Problem
Spot every line with the word "text" and return it.

-- begin Data supplied --

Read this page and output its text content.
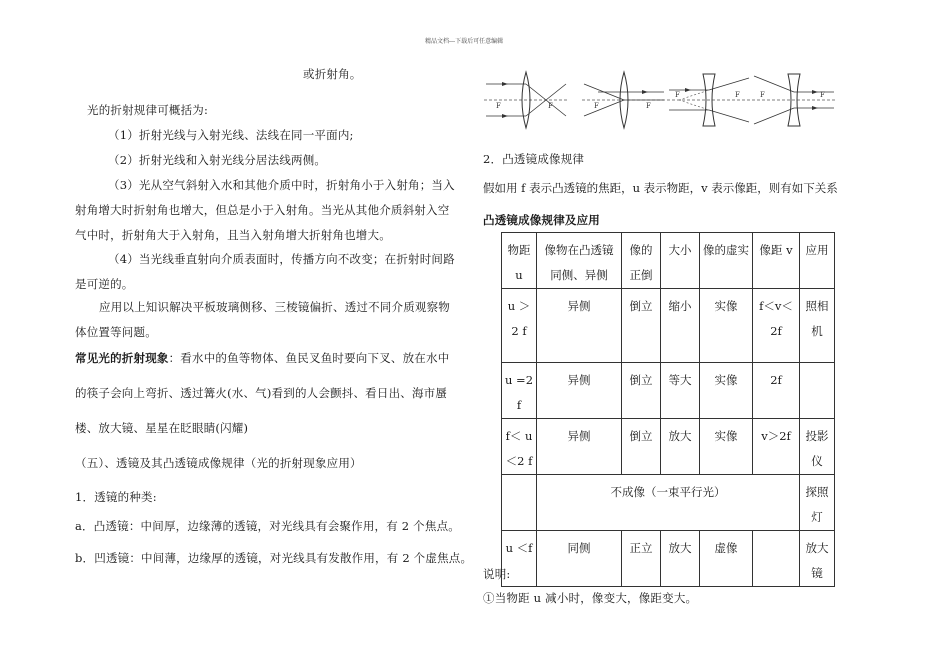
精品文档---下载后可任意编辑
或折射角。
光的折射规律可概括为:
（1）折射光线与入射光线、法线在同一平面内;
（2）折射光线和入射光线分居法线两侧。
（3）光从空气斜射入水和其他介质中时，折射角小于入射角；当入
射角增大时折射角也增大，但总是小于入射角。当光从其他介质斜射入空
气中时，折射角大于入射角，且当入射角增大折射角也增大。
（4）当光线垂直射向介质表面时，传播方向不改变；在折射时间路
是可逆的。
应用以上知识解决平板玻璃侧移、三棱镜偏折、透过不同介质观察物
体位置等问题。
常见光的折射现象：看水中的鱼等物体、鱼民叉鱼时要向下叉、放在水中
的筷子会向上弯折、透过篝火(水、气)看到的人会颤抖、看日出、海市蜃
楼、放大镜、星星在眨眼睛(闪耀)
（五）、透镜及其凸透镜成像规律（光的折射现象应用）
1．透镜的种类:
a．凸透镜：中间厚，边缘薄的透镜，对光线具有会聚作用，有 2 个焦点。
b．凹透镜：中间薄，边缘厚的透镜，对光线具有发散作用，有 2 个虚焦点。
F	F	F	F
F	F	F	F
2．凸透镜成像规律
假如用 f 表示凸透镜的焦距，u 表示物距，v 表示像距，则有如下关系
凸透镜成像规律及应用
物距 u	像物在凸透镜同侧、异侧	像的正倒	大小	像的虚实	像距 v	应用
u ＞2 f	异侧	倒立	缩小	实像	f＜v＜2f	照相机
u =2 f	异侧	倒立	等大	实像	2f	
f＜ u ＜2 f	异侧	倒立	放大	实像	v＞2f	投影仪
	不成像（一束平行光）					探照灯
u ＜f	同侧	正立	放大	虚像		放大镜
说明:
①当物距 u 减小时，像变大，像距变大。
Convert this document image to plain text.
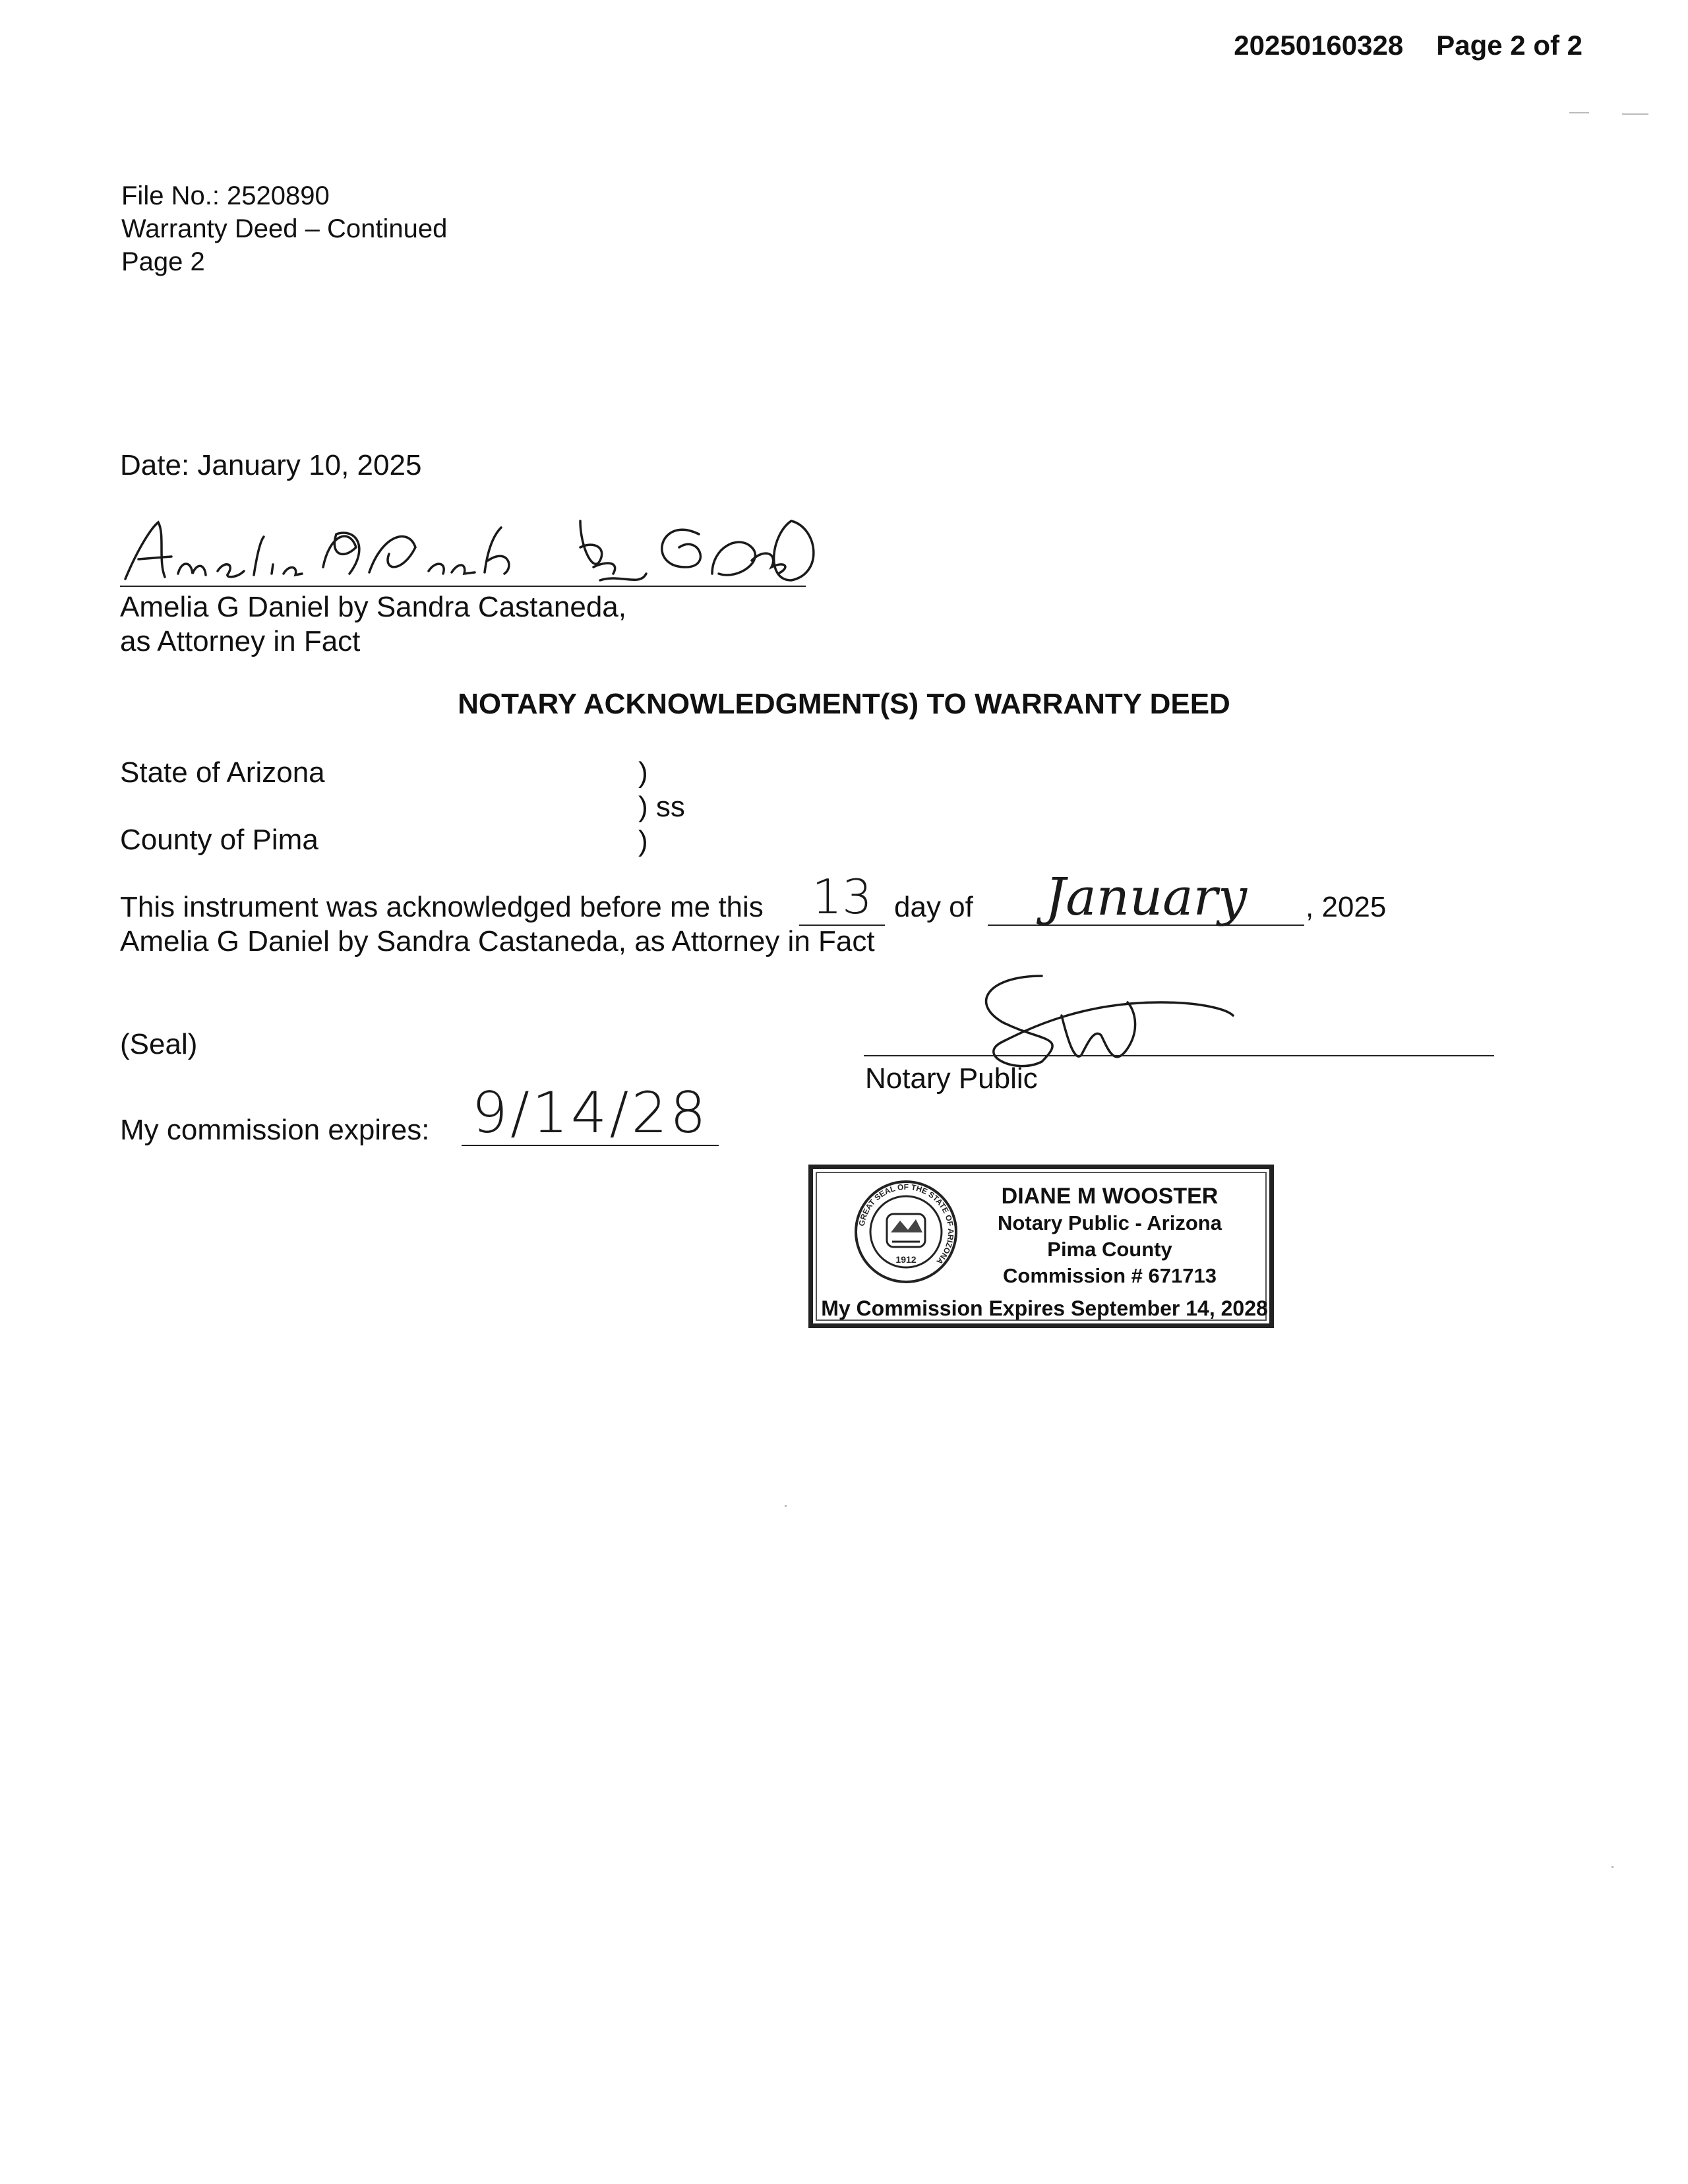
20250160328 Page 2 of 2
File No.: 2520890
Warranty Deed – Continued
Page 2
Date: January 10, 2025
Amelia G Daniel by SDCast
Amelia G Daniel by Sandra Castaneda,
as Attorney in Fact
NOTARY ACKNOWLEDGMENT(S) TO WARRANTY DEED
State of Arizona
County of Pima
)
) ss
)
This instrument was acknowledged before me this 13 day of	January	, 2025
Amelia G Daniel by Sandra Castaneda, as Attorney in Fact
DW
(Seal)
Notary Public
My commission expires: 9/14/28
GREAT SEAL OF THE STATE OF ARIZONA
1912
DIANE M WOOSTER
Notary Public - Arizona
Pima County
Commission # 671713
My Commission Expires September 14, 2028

-- end Data supplied --

Answer
Read this page and output its text content.
Convert this document image to plain text.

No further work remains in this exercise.